■ Excerpt provided:
Well as the saying goes, you'll always regret some of your first tattoo's in your younger years.

Some of my first tattoo was an "A", for my name, on the web of my pointing finger and thumb. It hurts so bad at the time that I never finished it and now have just a dot there.







The 2nd was supposedly a tribal dragon which now looks like a freakin' seahorse since, after all these years, they forgot to add the 2 back legs.


----------



## bellemorte87 (Aug 5, 2009)

thats okay. my first tattoo was done when i was 15. it was supposed to be a cherry...but it looks like an apple lol


----------



## bellemorte87 (Aug 5, 2009)

these are some interesting tattoos


----------



## His Majesty (Apr 5, 2005)

■ Given exercise 1: Return the entries word for word, starting at the first line of the entries and ending at the line containing "stain [519,682,559,707]".
The forum thread about first tattoos and the entries that follow it have no connection to each other.

■ Records shown:

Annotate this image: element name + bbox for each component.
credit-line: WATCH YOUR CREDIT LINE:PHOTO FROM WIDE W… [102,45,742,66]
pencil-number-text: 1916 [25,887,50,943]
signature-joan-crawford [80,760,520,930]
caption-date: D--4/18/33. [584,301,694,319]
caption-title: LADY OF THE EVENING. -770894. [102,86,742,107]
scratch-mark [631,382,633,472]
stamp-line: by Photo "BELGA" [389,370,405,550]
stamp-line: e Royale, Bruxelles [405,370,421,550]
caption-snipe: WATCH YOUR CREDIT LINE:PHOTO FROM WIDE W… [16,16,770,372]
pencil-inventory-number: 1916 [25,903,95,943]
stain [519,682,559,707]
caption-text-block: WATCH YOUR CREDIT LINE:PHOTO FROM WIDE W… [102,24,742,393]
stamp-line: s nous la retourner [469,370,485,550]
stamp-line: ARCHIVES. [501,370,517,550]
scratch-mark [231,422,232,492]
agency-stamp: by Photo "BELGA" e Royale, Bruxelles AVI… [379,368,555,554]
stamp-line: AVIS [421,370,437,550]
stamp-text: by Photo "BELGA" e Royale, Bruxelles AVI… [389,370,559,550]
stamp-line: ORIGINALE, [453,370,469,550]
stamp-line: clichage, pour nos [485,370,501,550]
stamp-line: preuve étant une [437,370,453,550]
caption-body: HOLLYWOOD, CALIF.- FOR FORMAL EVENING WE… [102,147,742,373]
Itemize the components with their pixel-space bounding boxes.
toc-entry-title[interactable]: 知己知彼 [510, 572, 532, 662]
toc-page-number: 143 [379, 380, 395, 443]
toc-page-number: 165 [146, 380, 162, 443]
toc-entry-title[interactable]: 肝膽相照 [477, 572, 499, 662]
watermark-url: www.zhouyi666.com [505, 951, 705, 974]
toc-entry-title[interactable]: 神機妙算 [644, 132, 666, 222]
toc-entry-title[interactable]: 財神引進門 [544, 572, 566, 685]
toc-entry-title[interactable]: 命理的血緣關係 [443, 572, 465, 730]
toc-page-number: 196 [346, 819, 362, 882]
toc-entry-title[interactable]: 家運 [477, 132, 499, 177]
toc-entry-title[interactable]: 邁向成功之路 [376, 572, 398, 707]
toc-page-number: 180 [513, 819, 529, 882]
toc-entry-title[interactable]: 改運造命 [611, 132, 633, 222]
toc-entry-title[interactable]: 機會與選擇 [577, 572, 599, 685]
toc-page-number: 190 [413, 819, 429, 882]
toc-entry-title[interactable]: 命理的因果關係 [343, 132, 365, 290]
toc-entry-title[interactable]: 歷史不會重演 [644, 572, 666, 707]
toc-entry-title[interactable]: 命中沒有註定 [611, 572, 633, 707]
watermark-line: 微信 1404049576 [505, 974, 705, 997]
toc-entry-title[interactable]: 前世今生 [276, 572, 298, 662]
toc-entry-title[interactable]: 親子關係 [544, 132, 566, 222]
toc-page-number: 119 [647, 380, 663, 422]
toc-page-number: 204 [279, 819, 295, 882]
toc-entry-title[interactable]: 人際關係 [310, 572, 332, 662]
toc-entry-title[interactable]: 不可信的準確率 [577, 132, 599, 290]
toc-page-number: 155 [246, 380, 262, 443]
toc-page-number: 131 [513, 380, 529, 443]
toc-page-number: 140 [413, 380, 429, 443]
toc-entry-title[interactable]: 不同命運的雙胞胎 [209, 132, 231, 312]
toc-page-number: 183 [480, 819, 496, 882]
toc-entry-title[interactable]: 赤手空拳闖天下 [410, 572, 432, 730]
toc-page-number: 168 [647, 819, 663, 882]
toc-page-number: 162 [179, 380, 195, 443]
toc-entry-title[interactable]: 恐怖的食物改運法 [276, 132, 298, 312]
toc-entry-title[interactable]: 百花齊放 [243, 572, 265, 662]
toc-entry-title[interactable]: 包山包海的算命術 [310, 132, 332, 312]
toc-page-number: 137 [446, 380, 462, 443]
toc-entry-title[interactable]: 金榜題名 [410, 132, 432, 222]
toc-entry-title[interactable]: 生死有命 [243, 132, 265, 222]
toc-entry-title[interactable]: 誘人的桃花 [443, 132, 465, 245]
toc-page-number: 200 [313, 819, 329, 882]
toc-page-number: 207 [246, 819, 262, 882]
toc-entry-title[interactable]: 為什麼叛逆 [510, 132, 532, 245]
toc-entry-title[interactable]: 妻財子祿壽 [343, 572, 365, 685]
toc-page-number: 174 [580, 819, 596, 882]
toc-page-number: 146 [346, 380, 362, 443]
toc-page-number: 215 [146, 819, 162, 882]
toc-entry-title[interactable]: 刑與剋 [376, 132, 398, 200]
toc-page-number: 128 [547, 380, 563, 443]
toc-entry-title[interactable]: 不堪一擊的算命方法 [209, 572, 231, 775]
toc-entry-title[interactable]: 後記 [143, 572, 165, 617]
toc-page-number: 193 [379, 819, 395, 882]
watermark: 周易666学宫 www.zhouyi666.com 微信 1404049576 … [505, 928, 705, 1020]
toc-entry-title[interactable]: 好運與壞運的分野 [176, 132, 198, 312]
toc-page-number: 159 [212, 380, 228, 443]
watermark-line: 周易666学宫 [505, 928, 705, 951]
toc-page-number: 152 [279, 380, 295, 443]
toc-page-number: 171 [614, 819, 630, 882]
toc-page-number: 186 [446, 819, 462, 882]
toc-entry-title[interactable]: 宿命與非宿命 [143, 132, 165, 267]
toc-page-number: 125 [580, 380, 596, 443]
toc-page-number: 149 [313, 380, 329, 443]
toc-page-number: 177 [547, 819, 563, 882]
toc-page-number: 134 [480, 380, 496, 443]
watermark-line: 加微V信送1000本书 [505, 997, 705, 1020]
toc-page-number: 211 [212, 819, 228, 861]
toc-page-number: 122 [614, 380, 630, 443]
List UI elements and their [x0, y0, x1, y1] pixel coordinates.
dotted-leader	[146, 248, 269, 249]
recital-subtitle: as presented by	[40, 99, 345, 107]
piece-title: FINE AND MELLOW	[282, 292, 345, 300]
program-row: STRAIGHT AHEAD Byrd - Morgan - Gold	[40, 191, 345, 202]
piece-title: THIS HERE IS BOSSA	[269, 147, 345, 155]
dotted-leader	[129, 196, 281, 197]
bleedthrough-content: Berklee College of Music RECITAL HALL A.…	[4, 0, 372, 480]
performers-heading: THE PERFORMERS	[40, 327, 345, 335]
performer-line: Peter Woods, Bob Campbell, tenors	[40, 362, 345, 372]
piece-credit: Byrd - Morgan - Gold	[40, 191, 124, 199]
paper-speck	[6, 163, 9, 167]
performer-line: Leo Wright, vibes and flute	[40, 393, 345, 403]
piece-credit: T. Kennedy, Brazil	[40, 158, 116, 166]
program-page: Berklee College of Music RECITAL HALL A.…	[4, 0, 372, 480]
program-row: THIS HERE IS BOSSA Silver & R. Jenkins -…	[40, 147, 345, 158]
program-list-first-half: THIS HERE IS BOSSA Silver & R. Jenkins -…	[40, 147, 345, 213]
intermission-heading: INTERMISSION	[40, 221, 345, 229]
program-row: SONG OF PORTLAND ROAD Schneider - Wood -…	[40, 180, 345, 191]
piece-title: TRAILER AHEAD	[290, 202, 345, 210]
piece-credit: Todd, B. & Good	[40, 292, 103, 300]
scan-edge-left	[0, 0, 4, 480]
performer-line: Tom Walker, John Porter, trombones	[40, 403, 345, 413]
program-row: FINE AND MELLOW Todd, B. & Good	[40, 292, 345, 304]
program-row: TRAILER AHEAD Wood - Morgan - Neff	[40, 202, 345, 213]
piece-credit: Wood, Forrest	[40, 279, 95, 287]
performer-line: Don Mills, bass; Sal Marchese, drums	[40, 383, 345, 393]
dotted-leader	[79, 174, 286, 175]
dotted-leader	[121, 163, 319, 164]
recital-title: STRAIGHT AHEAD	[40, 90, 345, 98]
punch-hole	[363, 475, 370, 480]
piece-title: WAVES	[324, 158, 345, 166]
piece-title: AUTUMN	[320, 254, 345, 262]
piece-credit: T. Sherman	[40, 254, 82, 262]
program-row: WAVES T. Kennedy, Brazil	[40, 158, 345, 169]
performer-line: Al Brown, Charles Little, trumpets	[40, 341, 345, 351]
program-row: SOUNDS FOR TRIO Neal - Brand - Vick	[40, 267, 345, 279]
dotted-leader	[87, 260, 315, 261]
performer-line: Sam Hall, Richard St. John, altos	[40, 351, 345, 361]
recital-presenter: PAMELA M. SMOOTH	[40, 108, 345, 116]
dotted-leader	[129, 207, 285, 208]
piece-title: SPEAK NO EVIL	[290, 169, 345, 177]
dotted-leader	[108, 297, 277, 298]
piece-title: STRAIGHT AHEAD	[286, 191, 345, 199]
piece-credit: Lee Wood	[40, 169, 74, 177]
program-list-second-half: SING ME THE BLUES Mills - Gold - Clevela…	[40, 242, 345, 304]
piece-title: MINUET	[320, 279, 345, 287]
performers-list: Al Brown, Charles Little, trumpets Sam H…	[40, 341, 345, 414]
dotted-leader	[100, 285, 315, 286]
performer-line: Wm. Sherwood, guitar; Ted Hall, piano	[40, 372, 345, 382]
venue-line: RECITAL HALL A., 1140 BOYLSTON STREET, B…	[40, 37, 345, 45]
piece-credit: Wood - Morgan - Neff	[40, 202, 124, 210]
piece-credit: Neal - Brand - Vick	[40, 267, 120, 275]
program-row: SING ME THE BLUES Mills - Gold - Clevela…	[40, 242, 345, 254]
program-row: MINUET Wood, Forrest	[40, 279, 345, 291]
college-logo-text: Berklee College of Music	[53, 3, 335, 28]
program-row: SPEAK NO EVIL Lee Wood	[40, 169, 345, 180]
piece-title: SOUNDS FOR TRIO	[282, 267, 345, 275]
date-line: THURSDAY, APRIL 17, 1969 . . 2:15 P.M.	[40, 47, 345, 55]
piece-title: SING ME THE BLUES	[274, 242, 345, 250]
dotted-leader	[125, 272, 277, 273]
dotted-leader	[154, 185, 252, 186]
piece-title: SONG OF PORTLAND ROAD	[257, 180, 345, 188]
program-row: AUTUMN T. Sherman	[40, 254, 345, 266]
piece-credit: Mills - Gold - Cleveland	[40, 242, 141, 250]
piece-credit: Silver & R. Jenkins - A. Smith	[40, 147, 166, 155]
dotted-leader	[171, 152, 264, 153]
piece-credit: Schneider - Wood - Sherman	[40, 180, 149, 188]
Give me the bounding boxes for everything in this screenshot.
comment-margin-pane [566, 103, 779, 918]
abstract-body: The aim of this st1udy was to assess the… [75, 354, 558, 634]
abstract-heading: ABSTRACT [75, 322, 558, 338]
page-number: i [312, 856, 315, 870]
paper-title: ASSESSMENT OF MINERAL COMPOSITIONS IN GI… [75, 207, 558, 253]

■ Given exercise 2: Carry the forum thread about first tattoos further from the point where it stops.

■ Result 1:
Annotate this image: element name + bbox for each component.
credit-line: WATCH YOUR CREDIT LINE:PHOTO FROM WIDE W… [102,45,742,66]
pencil-number-text: 1916 [25,887,50,943]
signature-joan-crawford [80,760,520,930]
caption-date: D--4/18/33. [584,301,694,319]
caption-title: LADY OF THE EVENING. -770894. [102,86,742,107]
scratch-mark [631,382,633,472]
stamp-line: by Photo "BELGA" [389,370,405,550]
stamp-line: e Royale, Bruxelles [405,370,421,550]
caption-snipe: WATCH YOUR CREDIT LINE:PHOTO FROM WIDE W… [16,16,770,372]
pencil-inventory-number: 1916 [25,903,95,943]
stain [519,682,559,707]

■ Result 2:
^









although her ass is well nice. wouldnt mind tapping that

and that tat of the chair is really really good


----------



## bellemorte87 (Aug 5, 2009)

yeah the chair is a nice tattoo but why would you get a chair tattooed?lol


----------



## redbellyjx © (Jan 26, 2004)

the leslie nielson one made me lol


----------



## bellemorte87 (Aug 5, 2009)

redbellyjx © said:


> the leslie nielson one made me lol


i get if he's like their idol or something. but that tattoo was just....gay. lol


----------



## Gordeez (Sep 21, 2003)

shiver905 said:


> AhAHAHAHAHHAHAHAH,,.....
> ...
> 
> ..
> ...


WTF is it?


----------



## Murphy18 (Oct 17, 2008)

^^ x2!! What is that?


----------



## shiver905 (May 27, 2009)

A JOKER with a tentical hat....

....
....


----------



## Bawb2u (May 27, 2004)

shiver905 said:


> A JOKER with a tentical hat....
> 
> ....
> ....


Wow, once you know what it is, you can appreciate the level of suck.


----------



## notaverage (Sep 10, 2005)

shiver905 said:


> AhAHAHAHAHHAHAHAH,,.....
> ...
> 
> ..
> ...


WTF is it???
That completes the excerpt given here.